## [Input rows]
╔══
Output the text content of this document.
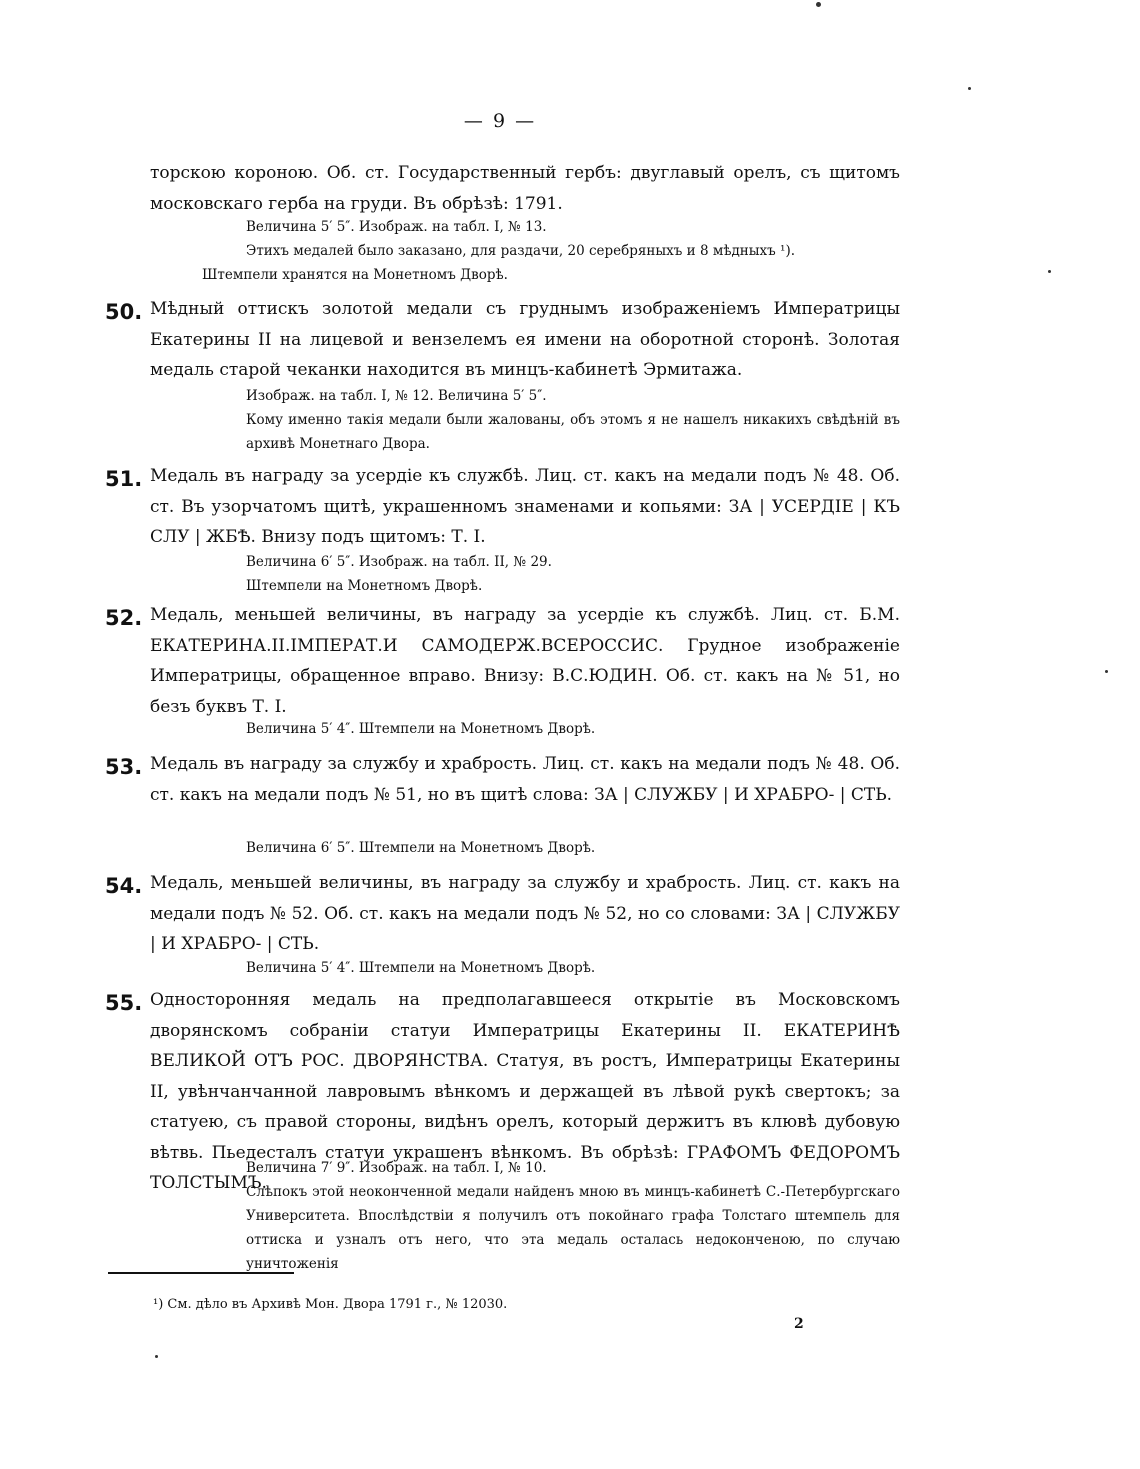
— 9 —

торскою короною. Об. ст. Государственный гербъ: двуглавый орелъ, съ щитомъ московскаго герба на груди. Въ обрѣзѣ: 1791.

Величина 5′ 5″. Изображ. на табл. I, № 13.

Этихъ медалей было заказано, для раздачи, 20 серебряныхъ и 8 мѣдныхъ ¹).

Штемпели хранятся на Монетномъ Дворѣ.

50. Мѣдный оттискъ золотой медали съ груднымъ изображеніемъ Императрицы Екатерины II на лицевой и вензелемъ ея имени на оборотной сторонѣ. Золотая медаль старой чеканки находится въ минцъ-кабинетѣ Эрмитажа.

Изображ. на табл. I, № 12. Величина 5′ 5″.

Кому именно такія медали были жалованы, объ этомъ я не нашелъ никакихъ свѣдѣній въ архивѣ Монетнаго Двора.

51. Медаль въ награду за усердіе къ службѣ. Лиц. ст. какъ на медали подъ № 48. Об. ст. Въ узорчатомъ щитѣ, украшенномъ знаменами и копьями: ЗА | УСЕРДІЕ | КЪ СЛУ | ЖБѢ. Внизу подъ щитомъ: Т. I.

Величина 6′ 5″. Изображ. на табл. II, № 29.

Штемпели на Монетномъ Дворѣ.

52. Медаль, меньшей величины, въ награду за усердіе къ службѣ. Лиц. ст. Б.М. ЕКАТЕРИНА.II.IМПЕРАТ.И САМОДЕРЖ.ВСЕРОССИС. Грудное изображеніе Императрицы, обращенное вправо. Внизу: В.С.ЮДИН. Об. ст. какъ на № 51, но безъ буквъ Т. I.

Величина 5′ 4″. Штемпели на Монетномъ Дворѣ.

53. Медаль въ награду за службу и храбрость. Лиц. ст. какъ на медали подъ № 48. Об. ст. какъ на медали подъ № 51, но въ щитѣ слова: ЗА | СЛУЖБУ | И ХРАБРО- | СТЬ.

Величина 6′ 5″. Штемпели на Монетномъ Дворѣ.

54. Медаль, меньшей величины, въ награду за службу и храбрость. Лиц. ст. какъ на медали подъ № 52. Об. ст. какъ на медали подъ № 52, но со словами: ЗА | СЛУЖБУ | И ХРАБРО- | СТЬ.

Величина 5′ 4″. Штемпели на Монетномъ Дворѣ.

55. Односторонняя медаль на предполагавшееся открытіе въ Московскомъ дворянскомъ собраніи статуи Императрицы Екатерины II. ЕКАТЕРИНѢ ВЕЛИКОЙ ОТЪ РОС. ДВОРЯНСТВА. Статуя, въ ростъ, Императрицы Екатерины II, увѣнчанчанной лавровымъ вѣнкомъ и держащей въ лѣвой рукѣ свертокъ; за статуею, съ правой стороны, видѣнъ орелъ, который держитъ въ клювѣ дубовую вѣтвь. Пьедесталъ статуи украшенъ вѣнкомъ. Въ обрѣзѣ: ГРАФОМЪ ФЕДОРОМЪ ТОЛСТЫМЪ.

Величина 7′ 9″. Изображ. на табл. I, № 10.

Слѣпокъ этой неоконченной медали найденъ мною въ минцъ-кабинетѣ С.-Петербургскаго Университета. Впослѣдствіи я получилъ отъ покойнаго графа Толстаго штемпель для оттиска и узналъ отъ него, что эта медаль осталась недоконченою, по случаю уничтоженія

¹) См. дѣло въ Архивѣ Мон. Двора 1791 г., № 12030.
2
╚══
## [What you need to do]
Determine the number of lines in these entries that contain the word "табл", and write only that number.

## [Exercise solution]
4